▶ REQUIRED TASK
Only a number is wanted: how many lines in these records contain the word "median"?

▶ INFORMATION SUPPLIED
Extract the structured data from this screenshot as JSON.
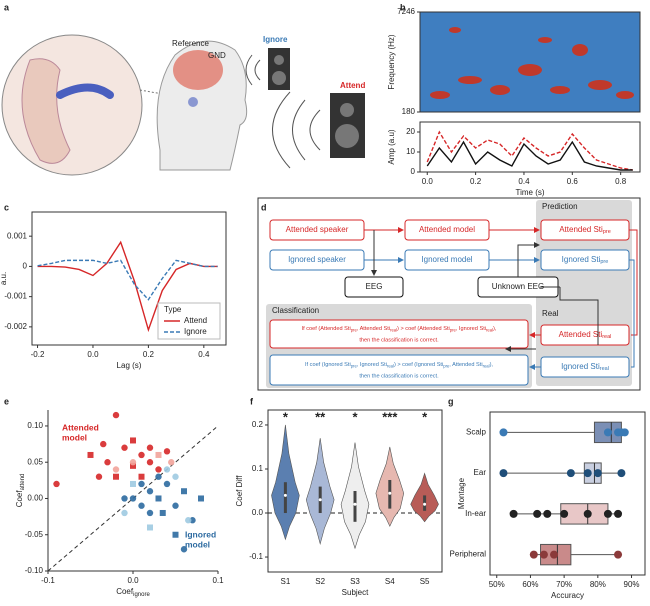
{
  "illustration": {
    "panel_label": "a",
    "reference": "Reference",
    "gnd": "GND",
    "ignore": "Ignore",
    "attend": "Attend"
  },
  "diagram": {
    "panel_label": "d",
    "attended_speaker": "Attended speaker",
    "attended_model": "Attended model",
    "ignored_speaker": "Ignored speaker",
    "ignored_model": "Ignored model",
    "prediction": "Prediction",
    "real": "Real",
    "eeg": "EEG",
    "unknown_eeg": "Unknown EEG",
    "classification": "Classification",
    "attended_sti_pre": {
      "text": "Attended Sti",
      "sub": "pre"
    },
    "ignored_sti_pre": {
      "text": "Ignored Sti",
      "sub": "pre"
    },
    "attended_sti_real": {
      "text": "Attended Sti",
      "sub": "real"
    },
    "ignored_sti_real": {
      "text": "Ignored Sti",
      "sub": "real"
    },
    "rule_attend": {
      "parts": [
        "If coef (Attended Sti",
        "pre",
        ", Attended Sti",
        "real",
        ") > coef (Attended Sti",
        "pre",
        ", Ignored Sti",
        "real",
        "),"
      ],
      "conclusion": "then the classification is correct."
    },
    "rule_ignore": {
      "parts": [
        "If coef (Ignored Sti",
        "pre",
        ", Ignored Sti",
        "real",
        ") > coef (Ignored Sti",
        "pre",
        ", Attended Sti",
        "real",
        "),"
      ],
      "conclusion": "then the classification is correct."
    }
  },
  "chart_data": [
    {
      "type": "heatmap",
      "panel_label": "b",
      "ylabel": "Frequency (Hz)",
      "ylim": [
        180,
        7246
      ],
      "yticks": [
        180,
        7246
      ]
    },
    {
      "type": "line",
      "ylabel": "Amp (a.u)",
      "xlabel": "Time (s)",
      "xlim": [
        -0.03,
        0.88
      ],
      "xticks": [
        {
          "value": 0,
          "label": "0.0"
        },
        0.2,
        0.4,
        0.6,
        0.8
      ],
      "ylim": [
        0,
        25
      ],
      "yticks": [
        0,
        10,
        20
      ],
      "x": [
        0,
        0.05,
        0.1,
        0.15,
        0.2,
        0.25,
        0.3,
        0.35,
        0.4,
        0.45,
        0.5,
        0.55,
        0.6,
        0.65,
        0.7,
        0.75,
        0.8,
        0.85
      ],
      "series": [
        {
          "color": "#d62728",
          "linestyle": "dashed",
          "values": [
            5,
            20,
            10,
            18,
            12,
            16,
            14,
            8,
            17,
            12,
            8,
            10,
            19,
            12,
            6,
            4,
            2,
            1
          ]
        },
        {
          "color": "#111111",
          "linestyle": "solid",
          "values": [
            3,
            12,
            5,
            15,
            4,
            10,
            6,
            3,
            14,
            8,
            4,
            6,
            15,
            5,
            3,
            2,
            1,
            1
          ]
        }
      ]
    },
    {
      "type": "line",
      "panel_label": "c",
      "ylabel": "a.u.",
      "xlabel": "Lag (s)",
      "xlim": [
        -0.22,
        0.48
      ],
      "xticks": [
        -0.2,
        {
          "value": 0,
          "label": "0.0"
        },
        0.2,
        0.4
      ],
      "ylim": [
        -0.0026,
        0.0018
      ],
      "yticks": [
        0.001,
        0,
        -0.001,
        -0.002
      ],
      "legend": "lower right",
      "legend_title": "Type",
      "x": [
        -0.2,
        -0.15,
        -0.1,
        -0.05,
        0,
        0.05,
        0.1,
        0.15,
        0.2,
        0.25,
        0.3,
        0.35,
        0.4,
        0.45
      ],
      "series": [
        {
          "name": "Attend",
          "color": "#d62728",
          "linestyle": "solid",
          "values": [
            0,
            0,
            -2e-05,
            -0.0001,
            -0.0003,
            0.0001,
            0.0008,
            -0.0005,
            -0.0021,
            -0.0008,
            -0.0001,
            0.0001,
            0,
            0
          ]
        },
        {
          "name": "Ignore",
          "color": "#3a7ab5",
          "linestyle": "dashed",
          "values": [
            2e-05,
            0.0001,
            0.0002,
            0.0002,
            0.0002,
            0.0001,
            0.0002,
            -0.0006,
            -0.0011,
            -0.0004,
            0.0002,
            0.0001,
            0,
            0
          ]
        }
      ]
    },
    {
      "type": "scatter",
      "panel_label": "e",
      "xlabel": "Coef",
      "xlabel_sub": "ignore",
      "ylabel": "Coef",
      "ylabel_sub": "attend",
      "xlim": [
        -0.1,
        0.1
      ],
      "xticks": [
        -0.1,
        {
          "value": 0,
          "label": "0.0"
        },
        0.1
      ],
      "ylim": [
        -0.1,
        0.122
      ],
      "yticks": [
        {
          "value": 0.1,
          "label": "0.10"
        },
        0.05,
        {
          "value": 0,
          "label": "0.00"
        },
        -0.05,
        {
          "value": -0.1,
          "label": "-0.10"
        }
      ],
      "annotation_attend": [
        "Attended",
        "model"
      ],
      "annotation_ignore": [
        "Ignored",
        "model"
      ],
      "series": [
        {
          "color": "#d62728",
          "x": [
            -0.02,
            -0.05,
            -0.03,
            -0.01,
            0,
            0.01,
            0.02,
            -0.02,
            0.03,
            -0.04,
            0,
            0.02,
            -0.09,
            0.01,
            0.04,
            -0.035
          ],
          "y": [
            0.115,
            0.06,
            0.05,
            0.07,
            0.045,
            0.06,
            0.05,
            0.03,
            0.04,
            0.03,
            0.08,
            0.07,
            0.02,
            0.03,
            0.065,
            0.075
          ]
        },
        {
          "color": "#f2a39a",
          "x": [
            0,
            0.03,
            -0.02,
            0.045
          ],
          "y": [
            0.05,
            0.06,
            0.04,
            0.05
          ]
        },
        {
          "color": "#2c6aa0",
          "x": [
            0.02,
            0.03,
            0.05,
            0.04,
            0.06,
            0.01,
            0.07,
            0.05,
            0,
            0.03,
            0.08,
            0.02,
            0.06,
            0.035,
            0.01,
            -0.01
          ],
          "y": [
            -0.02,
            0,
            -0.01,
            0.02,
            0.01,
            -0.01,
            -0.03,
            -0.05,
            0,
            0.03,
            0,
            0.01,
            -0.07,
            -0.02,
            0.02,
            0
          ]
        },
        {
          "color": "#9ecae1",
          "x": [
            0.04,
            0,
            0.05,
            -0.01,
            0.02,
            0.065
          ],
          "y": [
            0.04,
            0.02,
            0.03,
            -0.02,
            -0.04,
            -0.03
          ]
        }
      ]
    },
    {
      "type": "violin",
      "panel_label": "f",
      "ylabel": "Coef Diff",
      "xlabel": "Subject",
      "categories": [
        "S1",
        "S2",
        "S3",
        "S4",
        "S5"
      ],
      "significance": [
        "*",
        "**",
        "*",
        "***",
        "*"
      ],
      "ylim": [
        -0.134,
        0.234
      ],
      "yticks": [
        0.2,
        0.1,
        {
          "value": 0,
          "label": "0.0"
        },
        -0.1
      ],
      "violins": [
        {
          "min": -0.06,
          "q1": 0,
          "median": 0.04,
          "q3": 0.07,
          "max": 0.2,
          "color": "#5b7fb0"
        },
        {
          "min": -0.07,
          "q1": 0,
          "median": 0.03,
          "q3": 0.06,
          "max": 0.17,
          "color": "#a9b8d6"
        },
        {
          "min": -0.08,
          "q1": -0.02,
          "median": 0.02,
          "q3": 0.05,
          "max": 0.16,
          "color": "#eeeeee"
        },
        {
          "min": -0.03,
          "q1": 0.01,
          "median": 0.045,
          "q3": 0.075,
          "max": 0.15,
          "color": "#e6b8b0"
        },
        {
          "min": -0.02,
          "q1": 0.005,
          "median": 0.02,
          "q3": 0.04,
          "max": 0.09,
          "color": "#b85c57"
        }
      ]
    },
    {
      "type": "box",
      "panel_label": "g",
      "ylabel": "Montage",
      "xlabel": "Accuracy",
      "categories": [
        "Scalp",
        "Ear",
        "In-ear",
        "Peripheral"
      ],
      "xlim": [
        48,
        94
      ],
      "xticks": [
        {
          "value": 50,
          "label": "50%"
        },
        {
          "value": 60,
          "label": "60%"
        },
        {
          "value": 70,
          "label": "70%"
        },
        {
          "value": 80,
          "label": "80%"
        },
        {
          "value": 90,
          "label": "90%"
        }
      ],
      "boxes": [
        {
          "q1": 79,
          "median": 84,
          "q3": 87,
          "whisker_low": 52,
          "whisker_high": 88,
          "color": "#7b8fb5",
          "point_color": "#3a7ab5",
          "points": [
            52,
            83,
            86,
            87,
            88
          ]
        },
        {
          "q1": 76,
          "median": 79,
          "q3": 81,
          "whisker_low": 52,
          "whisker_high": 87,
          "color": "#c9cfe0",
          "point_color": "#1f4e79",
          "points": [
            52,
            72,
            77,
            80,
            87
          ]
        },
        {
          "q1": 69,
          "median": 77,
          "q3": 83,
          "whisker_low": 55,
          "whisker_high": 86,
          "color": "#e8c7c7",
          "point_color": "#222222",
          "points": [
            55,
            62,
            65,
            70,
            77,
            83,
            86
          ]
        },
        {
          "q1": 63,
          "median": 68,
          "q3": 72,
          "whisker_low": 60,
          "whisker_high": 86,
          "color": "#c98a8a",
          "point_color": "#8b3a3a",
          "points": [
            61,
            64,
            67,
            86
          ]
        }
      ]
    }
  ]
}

---

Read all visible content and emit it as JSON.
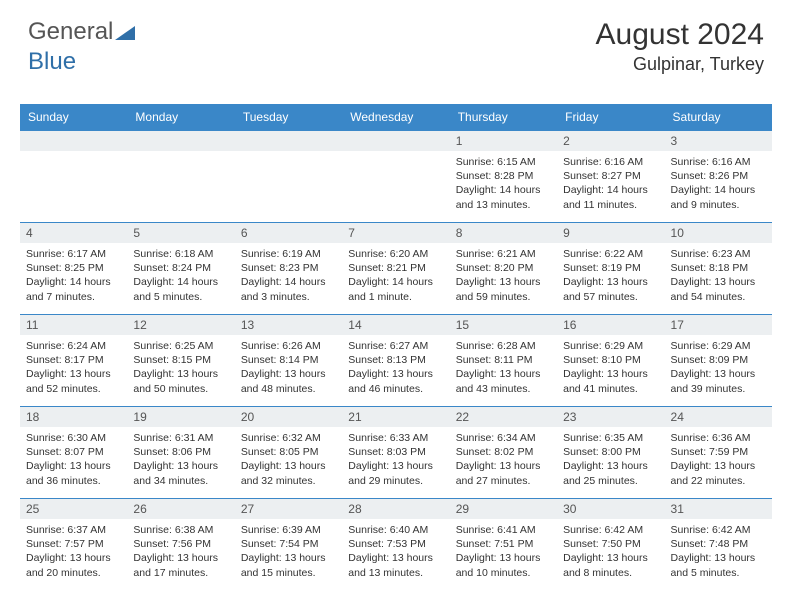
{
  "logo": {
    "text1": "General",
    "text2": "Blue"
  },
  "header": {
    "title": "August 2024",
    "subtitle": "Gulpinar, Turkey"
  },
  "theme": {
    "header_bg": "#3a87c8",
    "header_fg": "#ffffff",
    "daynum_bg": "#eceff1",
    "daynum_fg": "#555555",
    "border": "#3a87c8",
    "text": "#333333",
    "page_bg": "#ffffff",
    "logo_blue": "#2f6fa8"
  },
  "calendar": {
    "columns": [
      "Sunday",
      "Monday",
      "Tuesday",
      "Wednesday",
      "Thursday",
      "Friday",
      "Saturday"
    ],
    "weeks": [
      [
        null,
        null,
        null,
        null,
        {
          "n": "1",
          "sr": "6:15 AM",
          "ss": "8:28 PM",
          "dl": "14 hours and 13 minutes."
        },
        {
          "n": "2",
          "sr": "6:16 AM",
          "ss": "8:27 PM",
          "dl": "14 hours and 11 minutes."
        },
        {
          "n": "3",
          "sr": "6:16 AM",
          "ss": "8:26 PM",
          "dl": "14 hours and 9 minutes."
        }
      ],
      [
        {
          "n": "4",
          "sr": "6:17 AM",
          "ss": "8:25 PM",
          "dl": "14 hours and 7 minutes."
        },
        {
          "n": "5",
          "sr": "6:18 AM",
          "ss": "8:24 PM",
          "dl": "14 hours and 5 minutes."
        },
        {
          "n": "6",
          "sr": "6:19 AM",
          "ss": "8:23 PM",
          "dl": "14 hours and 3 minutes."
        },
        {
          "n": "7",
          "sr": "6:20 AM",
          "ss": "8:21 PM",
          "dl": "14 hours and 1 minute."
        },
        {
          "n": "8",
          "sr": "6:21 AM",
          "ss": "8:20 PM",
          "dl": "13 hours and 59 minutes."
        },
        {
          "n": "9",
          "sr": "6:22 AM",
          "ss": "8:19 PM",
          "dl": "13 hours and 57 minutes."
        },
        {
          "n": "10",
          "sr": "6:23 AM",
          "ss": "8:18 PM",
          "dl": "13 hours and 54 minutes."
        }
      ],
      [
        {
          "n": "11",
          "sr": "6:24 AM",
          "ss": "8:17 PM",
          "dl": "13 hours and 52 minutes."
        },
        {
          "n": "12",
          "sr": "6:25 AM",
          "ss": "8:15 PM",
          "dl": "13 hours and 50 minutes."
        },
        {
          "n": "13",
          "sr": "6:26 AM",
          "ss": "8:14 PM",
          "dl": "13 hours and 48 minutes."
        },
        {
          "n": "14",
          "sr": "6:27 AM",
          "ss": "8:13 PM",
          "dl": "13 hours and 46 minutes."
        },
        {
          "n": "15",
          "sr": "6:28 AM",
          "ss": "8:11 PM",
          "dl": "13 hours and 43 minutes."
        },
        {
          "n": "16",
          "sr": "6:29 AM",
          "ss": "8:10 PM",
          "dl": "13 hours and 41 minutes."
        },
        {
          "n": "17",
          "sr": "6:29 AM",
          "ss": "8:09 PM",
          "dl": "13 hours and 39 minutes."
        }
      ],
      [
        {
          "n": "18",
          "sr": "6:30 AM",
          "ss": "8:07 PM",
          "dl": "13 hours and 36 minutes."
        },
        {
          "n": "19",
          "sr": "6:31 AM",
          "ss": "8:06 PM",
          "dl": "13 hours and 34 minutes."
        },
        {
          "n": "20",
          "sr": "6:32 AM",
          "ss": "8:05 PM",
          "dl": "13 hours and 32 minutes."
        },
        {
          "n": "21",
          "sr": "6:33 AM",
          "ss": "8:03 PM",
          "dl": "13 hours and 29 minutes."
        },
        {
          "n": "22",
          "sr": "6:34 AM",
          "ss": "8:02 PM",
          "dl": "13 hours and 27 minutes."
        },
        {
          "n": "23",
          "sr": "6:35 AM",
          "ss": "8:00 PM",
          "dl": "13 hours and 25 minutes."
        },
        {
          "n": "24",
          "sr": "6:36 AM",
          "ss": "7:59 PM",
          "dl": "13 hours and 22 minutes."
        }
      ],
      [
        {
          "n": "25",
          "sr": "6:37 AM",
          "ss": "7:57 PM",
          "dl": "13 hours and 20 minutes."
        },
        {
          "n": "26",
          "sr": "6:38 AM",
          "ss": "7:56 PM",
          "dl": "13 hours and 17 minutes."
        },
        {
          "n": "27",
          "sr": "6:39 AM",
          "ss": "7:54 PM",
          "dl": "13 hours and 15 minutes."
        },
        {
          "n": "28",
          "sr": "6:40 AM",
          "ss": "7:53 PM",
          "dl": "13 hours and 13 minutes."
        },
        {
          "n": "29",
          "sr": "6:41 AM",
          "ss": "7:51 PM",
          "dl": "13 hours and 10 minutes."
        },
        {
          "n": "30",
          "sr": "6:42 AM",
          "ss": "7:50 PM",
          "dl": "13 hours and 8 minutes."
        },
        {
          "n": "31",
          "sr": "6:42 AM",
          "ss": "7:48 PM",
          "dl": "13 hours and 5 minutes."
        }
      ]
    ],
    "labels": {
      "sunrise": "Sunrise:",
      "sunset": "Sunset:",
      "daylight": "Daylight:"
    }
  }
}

▶ THE ANSWER
9